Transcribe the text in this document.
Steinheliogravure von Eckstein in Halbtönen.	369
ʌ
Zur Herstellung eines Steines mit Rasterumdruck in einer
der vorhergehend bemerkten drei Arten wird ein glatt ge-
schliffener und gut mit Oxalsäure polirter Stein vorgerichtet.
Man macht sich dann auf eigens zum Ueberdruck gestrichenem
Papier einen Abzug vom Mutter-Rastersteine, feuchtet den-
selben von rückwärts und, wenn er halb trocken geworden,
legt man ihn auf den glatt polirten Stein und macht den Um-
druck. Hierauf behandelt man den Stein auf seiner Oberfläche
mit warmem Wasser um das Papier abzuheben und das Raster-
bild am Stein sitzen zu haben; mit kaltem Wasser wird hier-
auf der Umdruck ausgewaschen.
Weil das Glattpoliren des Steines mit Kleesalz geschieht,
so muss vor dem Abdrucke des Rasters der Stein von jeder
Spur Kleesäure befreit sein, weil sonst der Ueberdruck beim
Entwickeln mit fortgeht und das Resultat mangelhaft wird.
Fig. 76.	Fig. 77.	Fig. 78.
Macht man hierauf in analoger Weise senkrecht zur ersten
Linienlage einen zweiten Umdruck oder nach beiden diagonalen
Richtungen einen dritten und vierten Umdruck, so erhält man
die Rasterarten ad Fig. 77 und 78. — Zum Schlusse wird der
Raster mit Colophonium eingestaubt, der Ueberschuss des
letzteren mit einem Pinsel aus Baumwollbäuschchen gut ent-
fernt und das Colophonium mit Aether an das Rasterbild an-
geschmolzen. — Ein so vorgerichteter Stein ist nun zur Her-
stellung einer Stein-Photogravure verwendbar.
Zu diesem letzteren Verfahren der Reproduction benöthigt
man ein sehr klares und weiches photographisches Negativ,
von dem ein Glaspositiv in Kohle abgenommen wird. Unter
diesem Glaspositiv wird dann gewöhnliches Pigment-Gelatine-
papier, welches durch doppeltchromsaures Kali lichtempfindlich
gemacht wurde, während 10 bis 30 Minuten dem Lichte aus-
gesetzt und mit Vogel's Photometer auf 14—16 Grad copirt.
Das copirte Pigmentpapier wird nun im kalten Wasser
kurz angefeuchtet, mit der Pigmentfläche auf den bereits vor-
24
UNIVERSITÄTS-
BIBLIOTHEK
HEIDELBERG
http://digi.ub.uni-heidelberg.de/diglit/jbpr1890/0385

= = =

• [What is expected] Each record must be transcribed exactly, with nothing left out.

• [Response box]
Transcribe the text in this document.
Steinheliogravure von Eckstein in Halbtönen.	369
ʌ
Zur Herstellung eines Steines mit Rasterumdruck in einer
der vorhergehend bemerkten drei Arten wird ein glatt ge-
schliffener und gut mit Oxalsäure polirter Stein vorgerichtet.
Man macht sich dann auf eigens zum Ueberdruck gestrichenem
Papier einen Abzug vom Mutter-Rastersteine, feuchtet den-
selben von rückwärts und, wenn er halb trocken geworden,
legt man ihn auf den glatt polirten Stein und macht den Um-
druck. Hierauf behandelt man den Stein auf seiner Oberfläche
mit warmem Wasser um das Papier abzuheben und das Raster-
bild am Stein sitzen zu haben; mit kaltem Wasser wird hier-
auf der Umdruck ausgewaschen.
Weil das Glattpoliren des Steines mit Kleesalz geschieht,
so muss vor dem Abdrucke des Rasters der Stein von jeder
Spur Kleesäure befreit sein, weil sonst der Ueberdruck beim
Entwickeln mit fortgeht und das Resultat mangelhaft wird.
Fig. 76.	Fig. 77.	Fig. 78.
Macht man hierauf in analoger Weise senkrecht zur ersten
Linienlage einen zweiten Umdruck oder nach beiden diagonalen
Richtungen einen dritten und vierten Umdruck, so erhält man
die Rasterarten ad Fig. 77 und 78. — Zum Schlusse wird der
Raster mit Colophonium eingestaubt, der Ueberschuss des
letzteren mit einem Pinsel aus Baumwollbäuschchen gut ent-
fernt und das Colophonium mit Aether an das Rasterbild an-
geschmolzen. — Ein so vorgerichteter Stein ist nun zur Her-
stellung einer Stein-Photogravure verwendbar.
Zu diesem letzteren Verfahren der Reproduction benöthigt
man ein sehr klares und weiches photographisches Negativ,
von dem ein Glaspositiv in Kohle abgenommen wird. Unter
diesem Glaspositiv wird dann gewöhnliches Pigment-Gelatine-
papier, welches durch doppeltchromsaures Kali lichtempfindlich
gemacht wurde, während 10 bis 30 Minuten dem Lichte aus-
gesetzt und mit Vogel's Photometer auf 14—16 Grad copirt.
Das copirte Pigmentpapier wird nun im kalten Wasser
kurz angefeuchtet, mit der Pigmentfläche auf den bereits vor-
24
UNIVERSITÄTS-
BIBLIOTHEK
HEIDELBERG
http://digi.ub.uni-heidelberg.de/diglit/jbpr1890/0385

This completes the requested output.